─── EXERCISE DATA ───
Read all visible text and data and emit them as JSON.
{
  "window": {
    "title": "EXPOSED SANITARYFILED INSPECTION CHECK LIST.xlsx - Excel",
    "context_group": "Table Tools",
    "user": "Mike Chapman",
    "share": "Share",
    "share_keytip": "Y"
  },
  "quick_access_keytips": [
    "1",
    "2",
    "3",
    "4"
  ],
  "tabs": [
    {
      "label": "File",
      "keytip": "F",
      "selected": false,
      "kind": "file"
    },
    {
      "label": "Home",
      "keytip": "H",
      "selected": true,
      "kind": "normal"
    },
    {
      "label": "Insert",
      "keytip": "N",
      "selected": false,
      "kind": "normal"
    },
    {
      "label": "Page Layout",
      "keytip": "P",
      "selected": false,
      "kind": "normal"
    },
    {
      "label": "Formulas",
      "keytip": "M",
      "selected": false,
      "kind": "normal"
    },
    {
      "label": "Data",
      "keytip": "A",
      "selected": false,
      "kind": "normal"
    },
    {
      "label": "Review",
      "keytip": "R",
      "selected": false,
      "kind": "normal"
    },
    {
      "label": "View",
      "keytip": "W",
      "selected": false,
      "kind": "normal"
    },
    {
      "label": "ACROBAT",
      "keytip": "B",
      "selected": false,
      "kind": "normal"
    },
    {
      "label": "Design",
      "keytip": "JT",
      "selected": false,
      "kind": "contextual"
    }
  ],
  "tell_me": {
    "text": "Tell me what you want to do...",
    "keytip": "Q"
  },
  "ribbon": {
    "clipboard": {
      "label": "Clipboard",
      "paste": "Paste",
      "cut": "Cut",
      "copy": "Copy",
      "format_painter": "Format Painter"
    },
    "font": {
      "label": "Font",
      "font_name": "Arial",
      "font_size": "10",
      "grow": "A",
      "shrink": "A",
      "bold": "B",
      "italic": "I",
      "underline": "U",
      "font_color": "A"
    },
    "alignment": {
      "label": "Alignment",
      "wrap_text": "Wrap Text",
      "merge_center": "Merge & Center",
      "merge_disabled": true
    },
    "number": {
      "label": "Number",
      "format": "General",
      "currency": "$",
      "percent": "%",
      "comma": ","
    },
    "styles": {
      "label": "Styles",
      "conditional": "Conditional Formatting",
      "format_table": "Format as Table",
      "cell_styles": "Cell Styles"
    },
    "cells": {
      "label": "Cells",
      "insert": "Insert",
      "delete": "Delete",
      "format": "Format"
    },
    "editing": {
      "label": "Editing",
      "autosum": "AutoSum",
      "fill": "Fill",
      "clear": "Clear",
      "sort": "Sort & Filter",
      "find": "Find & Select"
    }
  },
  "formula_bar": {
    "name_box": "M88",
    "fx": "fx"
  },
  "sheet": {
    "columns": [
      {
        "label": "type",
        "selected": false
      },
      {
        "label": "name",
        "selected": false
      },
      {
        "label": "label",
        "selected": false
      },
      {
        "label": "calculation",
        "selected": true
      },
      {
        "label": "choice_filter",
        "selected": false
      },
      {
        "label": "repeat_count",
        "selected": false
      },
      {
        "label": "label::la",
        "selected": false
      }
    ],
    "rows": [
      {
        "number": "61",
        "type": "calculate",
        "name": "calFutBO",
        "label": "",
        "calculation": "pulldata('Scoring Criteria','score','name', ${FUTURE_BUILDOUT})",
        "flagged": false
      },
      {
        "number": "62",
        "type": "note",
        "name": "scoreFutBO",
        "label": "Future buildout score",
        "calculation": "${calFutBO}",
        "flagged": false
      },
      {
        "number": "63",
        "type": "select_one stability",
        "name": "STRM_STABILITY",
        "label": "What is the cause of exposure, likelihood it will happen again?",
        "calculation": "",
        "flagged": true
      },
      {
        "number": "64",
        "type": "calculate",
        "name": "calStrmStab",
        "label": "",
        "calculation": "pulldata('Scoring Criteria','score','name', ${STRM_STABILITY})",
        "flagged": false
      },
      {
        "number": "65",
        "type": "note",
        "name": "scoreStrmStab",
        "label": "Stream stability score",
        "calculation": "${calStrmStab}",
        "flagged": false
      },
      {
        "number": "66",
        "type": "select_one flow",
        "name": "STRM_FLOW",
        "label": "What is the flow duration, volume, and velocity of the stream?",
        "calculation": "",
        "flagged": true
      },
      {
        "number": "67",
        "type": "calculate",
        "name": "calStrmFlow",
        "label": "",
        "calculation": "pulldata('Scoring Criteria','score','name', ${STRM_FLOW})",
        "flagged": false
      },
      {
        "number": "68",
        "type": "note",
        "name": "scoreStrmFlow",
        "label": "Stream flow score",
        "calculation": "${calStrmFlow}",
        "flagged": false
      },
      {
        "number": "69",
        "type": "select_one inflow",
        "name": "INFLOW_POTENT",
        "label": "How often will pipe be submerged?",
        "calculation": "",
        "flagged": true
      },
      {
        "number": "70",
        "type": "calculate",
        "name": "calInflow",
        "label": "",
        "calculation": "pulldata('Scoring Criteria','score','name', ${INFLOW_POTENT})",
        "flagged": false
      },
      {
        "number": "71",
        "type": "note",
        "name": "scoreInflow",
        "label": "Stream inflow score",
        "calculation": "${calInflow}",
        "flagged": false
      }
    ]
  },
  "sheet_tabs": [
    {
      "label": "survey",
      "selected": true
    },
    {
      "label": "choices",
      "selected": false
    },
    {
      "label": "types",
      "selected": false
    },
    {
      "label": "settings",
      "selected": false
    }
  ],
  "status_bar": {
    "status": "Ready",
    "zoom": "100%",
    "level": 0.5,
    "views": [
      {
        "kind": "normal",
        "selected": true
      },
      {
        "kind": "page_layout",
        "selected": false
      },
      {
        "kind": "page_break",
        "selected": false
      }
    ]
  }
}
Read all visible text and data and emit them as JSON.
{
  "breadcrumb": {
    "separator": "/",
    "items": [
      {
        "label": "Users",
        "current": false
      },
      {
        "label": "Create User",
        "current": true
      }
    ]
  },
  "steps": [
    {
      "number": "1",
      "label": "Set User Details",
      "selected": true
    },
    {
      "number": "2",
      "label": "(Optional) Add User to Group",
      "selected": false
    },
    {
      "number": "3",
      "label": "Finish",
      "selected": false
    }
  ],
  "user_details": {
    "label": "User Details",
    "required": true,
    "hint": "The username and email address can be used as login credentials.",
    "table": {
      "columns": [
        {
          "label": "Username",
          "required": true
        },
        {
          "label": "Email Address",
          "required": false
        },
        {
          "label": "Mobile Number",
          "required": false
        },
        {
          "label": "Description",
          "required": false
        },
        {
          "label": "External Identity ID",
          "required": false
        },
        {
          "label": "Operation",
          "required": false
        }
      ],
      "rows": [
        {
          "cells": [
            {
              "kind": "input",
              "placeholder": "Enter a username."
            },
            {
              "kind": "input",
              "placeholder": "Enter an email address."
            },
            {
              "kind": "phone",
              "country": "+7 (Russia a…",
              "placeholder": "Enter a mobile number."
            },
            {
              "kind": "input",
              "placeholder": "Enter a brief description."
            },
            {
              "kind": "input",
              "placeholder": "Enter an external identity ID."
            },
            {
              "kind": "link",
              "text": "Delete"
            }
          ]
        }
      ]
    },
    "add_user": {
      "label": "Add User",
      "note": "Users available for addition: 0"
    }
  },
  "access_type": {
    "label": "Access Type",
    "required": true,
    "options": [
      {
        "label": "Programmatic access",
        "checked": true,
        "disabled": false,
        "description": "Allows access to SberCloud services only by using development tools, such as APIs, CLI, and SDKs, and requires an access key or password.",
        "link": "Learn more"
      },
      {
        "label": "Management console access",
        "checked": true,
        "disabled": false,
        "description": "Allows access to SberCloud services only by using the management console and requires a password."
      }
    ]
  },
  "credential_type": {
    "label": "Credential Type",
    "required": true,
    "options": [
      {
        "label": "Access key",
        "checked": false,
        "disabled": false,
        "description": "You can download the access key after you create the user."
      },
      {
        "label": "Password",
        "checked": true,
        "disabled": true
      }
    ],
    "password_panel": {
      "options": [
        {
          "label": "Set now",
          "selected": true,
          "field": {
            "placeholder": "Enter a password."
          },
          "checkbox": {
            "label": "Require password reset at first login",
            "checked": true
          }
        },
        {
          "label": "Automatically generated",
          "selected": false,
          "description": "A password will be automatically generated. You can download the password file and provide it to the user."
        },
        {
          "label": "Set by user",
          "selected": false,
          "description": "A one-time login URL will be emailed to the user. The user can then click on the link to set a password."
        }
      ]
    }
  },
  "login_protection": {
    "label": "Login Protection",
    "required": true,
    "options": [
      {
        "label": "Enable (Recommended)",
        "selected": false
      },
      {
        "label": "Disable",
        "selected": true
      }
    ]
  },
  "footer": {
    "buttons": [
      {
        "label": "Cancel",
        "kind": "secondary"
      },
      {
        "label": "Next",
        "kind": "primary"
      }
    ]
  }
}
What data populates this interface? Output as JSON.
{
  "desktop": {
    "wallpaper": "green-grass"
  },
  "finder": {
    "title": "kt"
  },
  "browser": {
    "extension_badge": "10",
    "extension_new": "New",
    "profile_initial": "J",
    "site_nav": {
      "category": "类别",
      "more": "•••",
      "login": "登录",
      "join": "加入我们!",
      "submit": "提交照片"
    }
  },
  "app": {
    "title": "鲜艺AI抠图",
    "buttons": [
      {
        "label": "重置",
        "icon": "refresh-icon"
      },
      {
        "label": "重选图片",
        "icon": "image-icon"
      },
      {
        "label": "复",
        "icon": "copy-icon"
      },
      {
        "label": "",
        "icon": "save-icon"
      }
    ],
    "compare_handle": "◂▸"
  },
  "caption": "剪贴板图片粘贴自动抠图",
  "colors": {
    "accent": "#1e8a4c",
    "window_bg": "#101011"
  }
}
───
## WHAT YOU ARE ASKED TO DO
Write out every line of the data that holds the word "generated".

## WRITTEN RESPONSE
          "label": "Automatically generated",
          "description": "A password will be automatically generated. You can download the password file and provide it to the user."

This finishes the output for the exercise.